SHORT PROBLEM: For the listing underneath, give the count of lines containing the string "this" and nothing further.

GIVEN RECORDS:
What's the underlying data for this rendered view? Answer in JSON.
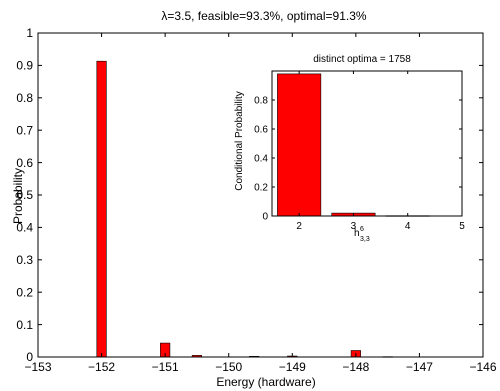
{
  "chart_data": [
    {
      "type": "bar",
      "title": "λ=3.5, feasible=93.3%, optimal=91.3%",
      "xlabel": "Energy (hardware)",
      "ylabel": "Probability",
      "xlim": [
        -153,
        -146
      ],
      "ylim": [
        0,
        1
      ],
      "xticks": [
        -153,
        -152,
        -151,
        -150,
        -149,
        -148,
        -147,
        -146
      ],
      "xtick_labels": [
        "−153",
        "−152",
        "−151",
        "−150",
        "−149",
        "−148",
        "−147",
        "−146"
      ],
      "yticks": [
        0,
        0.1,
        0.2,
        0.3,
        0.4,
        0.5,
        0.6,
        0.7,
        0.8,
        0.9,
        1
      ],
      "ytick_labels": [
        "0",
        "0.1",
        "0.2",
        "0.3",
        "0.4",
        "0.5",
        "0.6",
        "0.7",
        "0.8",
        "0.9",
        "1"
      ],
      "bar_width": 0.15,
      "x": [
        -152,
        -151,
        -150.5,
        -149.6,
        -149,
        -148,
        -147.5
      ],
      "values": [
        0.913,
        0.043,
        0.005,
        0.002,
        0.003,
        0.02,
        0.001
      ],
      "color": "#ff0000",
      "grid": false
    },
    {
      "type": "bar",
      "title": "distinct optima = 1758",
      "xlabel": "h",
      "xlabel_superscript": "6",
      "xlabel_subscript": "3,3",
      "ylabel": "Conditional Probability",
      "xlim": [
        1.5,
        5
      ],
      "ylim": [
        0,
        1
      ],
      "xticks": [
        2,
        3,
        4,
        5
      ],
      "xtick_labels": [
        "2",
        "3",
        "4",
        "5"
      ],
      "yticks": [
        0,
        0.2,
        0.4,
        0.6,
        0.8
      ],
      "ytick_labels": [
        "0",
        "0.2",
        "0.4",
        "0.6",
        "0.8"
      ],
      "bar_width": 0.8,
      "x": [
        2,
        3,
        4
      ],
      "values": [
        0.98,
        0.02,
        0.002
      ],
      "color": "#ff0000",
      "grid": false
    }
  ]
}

...

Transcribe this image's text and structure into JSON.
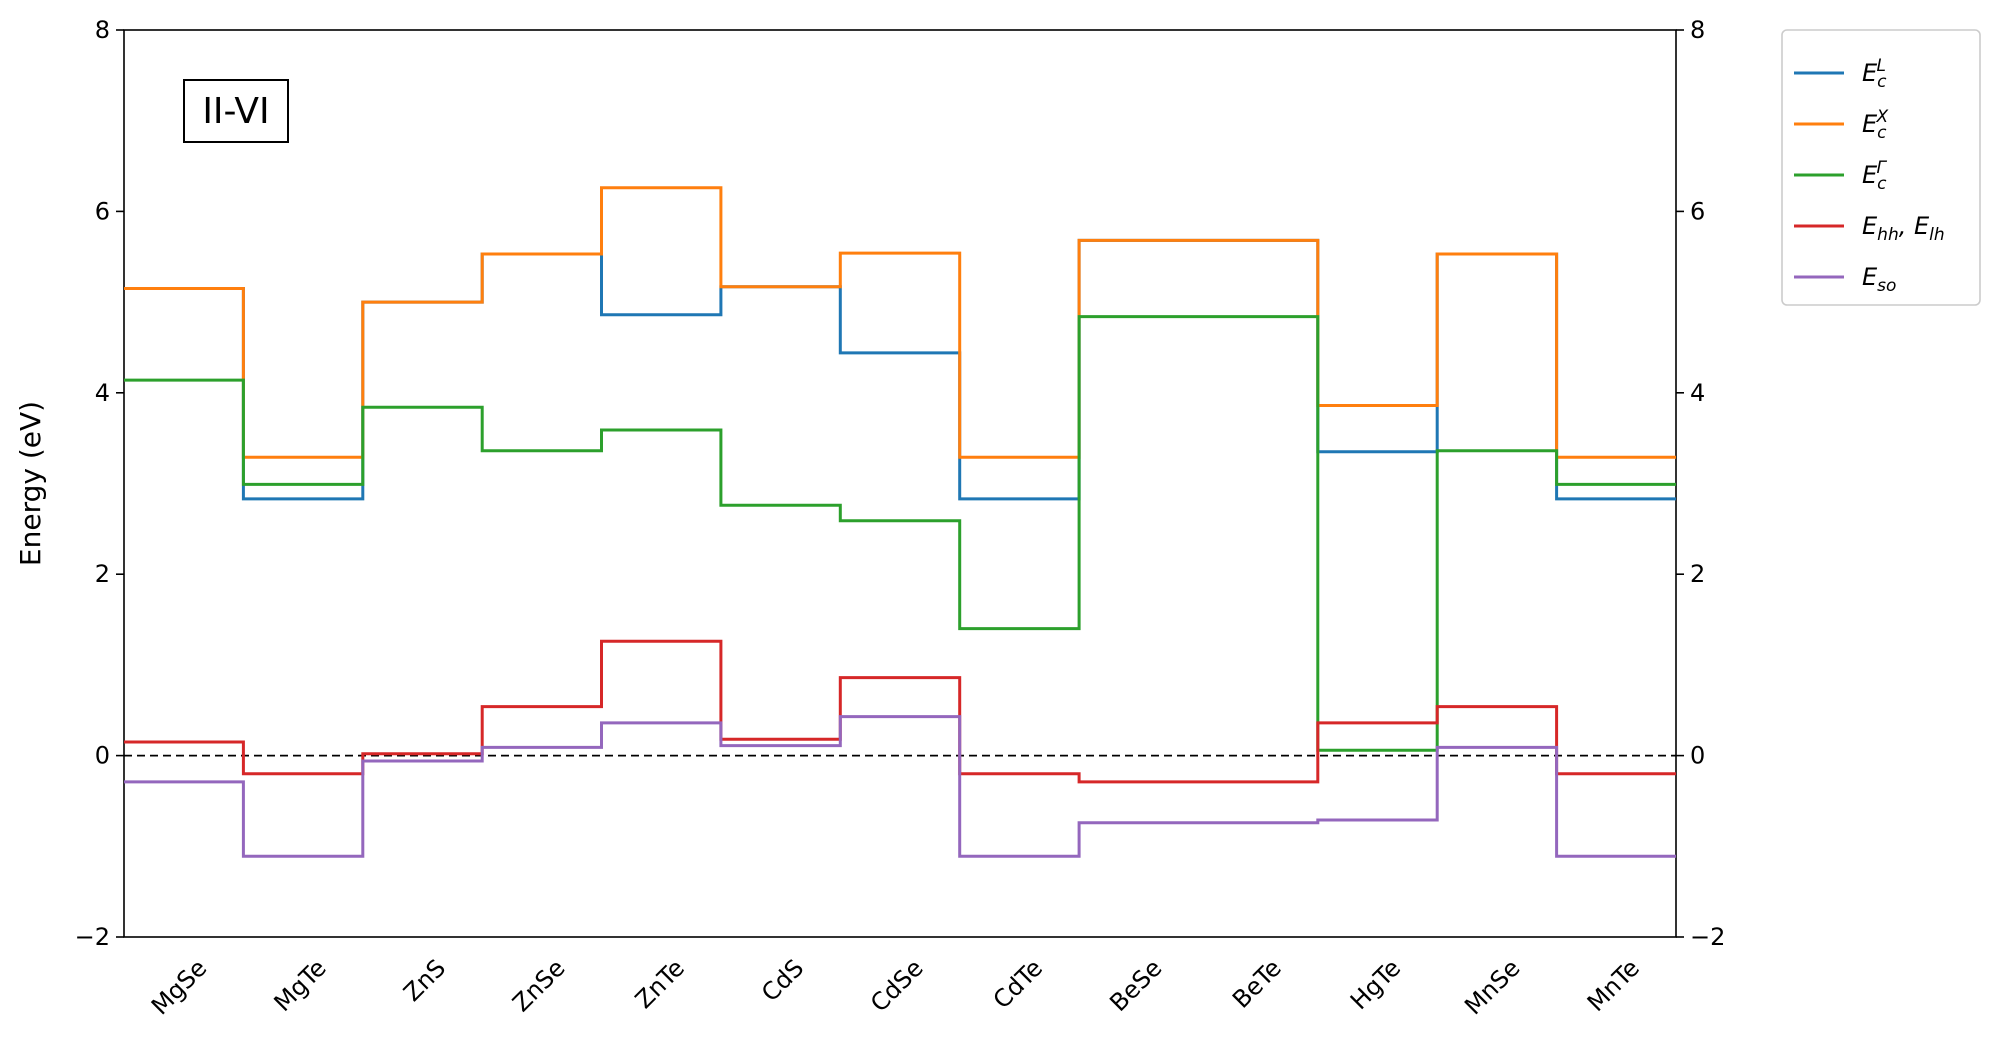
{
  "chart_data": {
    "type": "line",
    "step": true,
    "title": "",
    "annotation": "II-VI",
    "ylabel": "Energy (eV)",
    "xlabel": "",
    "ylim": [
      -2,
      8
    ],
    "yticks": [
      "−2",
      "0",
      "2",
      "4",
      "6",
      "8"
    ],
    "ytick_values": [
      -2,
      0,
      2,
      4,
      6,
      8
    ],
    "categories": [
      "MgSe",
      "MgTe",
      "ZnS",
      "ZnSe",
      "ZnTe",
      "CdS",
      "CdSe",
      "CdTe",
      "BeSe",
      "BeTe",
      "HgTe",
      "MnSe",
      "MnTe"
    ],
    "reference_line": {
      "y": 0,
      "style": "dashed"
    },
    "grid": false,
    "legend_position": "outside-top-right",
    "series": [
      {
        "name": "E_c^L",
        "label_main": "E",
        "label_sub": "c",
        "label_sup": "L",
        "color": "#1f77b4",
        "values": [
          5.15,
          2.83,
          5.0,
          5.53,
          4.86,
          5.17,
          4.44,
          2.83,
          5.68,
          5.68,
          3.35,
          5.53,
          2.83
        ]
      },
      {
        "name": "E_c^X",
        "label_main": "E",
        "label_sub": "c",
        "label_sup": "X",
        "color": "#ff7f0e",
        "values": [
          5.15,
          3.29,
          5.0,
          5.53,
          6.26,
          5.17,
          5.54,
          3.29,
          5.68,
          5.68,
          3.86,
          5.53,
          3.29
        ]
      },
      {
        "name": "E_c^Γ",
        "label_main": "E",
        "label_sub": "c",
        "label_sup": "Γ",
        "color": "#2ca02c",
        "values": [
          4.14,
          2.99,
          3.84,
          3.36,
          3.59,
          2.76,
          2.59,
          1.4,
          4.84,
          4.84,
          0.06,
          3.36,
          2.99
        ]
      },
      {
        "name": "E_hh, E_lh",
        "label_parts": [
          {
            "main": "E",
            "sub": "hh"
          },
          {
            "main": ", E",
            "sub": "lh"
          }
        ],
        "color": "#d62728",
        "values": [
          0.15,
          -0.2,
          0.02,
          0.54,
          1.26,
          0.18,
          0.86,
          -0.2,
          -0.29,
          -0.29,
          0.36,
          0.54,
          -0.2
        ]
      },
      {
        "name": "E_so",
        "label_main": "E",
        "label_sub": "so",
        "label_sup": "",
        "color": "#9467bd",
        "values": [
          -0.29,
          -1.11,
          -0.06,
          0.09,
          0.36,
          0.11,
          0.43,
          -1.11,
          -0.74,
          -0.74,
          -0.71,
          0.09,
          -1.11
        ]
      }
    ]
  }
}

---

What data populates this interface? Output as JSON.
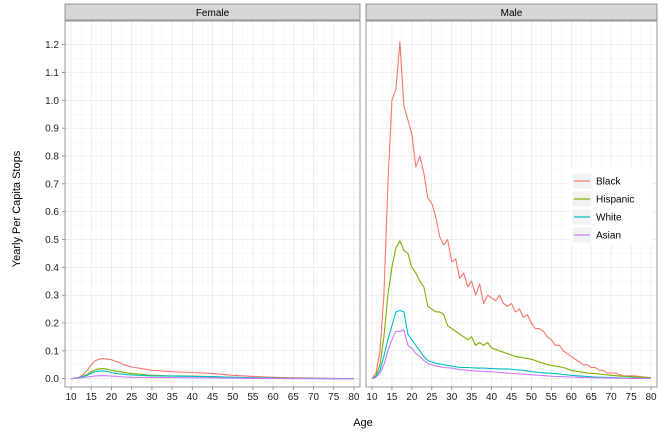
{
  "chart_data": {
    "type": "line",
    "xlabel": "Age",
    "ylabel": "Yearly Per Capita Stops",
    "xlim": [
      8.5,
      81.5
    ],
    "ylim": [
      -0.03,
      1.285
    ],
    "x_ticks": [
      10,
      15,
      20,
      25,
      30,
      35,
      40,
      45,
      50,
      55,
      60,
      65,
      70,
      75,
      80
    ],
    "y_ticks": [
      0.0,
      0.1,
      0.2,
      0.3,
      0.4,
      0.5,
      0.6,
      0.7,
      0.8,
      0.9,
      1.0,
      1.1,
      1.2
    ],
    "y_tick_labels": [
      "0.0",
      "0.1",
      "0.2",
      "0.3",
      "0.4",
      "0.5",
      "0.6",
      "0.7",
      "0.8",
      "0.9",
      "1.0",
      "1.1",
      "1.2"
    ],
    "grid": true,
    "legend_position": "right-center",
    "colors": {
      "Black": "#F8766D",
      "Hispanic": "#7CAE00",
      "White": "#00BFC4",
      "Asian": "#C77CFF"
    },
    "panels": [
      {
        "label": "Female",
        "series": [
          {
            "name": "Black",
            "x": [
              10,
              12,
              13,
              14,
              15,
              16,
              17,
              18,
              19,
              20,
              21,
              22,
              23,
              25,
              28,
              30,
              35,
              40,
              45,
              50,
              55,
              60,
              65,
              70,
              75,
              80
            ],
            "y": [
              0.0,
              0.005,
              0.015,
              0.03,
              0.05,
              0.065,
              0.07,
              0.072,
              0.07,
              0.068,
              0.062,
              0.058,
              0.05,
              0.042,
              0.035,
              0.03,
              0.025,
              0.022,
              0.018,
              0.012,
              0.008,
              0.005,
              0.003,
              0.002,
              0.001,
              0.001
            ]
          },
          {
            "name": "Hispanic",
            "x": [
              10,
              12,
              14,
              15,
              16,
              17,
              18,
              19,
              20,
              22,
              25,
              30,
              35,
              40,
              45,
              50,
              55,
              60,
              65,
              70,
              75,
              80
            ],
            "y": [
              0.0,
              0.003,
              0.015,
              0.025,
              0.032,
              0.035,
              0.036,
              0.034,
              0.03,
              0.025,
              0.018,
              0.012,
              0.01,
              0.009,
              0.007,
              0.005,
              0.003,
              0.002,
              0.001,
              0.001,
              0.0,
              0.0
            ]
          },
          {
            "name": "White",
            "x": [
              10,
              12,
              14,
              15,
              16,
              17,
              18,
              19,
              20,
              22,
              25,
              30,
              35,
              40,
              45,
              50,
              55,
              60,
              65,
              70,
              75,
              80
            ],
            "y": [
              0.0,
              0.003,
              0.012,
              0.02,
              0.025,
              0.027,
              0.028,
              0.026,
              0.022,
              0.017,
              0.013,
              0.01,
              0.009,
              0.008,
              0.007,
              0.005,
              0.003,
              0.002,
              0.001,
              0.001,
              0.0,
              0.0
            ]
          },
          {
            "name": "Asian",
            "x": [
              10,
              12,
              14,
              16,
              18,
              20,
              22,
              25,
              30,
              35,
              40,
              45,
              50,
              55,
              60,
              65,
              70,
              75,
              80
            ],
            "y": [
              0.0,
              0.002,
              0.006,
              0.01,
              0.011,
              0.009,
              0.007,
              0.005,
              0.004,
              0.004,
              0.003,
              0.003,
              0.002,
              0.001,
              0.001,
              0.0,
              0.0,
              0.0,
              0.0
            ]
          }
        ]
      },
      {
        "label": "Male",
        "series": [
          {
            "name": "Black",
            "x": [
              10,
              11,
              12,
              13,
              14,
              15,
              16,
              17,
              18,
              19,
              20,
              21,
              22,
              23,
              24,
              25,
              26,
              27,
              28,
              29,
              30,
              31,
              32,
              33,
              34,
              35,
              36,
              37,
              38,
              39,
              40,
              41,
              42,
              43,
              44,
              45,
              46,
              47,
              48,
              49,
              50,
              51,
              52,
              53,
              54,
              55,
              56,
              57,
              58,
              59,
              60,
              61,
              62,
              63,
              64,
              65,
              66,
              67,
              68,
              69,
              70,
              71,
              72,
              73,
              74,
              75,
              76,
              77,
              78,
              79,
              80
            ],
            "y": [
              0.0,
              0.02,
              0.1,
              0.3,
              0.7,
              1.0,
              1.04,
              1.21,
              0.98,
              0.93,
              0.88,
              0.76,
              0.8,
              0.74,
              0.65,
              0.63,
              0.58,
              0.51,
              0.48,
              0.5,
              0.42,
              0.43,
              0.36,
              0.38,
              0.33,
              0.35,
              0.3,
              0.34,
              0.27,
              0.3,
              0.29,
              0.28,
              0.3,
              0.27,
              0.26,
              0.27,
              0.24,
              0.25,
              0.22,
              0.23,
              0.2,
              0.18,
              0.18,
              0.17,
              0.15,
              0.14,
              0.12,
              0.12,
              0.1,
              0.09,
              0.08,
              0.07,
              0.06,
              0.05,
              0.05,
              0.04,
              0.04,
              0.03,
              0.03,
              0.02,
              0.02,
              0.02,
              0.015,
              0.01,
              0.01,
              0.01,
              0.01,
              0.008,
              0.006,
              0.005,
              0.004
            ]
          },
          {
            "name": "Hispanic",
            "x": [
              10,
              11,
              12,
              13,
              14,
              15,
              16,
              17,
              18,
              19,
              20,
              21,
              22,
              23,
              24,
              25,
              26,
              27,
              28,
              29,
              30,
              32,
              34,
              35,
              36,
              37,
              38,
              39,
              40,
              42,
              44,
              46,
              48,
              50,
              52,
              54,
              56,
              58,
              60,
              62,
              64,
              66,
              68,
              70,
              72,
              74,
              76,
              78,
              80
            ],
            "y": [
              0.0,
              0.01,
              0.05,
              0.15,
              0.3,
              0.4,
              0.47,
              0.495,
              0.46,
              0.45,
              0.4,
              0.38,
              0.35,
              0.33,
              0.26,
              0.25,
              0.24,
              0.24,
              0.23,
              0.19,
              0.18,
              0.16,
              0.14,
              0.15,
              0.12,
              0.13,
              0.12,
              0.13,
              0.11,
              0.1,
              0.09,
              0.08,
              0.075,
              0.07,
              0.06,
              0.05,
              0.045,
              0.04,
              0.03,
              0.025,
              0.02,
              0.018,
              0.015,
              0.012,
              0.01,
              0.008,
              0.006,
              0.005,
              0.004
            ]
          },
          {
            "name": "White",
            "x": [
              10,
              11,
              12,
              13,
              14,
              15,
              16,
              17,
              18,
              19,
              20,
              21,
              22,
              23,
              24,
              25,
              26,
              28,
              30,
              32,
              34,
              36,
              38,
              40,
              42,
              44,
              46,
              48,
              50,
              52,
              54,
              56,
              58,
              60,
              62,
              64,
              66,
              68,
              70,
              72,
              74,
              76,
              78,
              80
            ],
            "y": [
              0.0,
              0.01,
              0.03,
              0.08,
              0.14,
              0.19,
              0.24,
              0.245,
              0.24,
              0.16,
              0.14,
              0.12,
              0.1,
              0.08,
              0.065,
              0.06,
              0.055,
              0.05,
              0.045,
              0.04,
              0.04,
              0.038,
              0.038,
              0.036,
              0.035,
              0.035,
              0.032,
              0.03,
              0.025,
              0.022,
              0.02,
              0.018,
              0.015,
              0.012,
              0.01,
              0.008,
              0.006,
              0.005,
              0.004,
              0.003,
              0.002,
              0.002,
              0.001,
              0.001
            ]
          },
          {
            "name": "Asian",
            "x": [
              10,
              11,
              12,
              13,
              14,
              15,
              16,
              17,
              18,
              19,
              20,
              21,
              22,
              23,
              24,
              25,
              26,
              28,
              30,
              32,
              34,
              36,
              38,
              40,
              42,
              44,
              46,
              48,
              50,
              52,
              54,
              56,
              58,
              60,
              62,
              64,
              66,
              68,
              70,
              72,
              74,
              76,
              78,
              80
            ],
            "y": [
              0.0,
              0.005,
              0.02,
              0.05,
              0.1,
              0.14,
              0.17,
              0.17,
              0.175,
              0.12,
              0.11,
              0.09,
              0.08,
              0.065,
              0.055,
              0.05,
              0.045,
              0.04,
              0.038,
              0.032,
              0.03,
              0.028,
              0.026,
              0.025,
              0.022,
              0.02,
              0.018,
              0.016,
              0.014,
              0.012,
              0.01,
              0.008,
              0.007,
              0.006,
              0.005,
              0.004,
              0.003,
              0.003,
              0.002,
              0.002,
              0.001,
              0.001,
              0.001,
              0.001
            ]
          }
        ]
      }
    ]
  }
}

RIGHT ANSWER: 3